### Brief
Find the number of lines in these records where the word "входное" appears. Reply with that number and nothing more.

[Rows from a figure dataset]

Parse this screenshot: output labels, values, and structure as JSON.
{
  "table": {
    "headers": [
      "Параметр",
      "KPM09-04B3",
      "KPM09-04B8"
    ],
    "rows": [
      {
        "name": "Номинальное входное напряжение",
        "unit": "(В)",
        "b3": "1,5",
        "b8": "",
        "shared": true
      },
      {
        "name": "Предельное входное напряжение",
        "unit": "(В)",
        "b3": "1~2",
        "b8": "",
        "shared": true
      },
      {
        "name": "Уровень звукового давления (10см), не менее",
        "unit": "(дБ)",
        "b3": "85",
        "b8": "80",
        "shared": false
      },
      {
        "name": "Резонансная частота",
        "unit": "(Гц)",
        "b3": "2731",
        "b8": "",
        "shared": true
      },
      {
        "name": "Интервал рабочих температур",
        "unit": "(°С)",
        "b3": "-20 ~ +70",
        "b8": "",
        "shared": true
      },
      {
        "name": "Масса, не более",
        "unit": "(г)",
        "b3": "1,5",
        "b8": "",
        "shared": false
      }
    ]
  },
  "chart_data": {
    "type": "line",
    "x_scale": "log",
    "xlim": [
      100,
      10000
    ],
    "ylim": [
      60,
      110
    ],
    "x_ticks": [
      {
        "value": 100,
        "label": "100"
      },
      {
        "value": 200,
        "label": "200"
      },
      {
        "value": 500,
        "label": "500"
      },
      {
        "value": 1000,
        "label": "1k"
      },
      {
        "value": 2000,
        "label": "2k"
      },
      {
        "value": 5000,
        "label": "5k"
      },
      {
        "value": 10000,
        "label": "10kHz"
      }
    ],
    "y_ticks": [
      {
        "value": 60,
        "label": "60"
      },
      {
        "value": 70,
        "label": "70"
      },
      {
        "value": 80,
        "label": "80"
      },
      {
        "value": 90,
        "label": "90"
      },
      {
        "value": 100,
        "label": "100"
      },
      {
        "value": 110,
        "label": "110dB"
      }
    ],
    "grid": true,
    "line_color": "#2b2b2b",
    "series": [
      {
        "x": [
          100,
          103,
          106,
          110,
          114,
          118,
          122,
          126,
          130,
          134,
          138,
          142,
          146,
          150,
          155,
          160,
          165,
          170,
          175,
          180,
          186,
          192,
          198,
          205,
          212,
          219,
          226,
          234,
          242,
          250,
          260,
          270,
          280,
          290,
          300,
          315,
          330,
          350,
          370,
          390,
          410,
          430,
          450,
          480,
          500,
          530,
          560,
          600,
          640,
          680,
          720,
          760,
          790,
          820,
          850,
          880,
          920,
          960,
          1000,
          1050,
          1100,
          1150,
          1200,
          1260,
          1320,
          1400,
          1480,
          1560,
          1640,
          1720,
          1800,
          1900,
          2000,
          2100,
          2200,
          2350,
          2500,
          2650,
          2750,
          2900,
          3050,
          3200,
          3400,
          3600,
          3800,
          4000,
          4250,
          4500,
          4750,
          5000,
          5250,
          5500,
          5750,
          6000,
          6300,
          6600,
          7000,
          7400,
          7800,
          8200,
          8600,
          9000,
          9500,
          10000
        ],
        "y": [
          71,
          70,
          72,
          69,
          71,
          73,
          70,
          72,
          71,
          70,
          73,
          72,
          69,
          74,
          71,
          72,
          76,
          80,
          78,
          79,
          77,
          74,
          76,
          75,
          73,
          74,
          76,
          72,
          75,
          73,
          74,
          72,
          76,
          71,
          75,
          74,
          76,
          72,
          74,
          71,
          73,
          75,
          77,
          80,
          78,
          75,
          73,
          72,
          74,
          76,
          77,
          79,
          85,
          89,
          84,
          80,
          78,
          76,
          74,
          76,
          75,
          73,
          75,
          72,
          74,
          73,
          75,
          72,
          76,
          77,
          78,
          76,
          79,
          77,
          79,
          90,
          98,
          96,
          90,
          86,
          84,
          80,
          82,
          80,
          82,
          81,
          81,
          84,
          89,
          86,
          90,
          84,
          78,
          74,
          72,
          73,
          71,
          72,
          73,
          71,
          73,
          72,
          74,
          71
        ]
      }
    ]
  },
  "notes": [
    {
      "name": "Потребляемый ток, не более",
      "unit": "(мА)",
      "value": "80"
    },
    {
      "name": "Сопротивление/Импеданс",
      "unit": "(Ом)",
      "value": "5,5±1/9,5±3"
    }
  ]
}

### Exercise result
2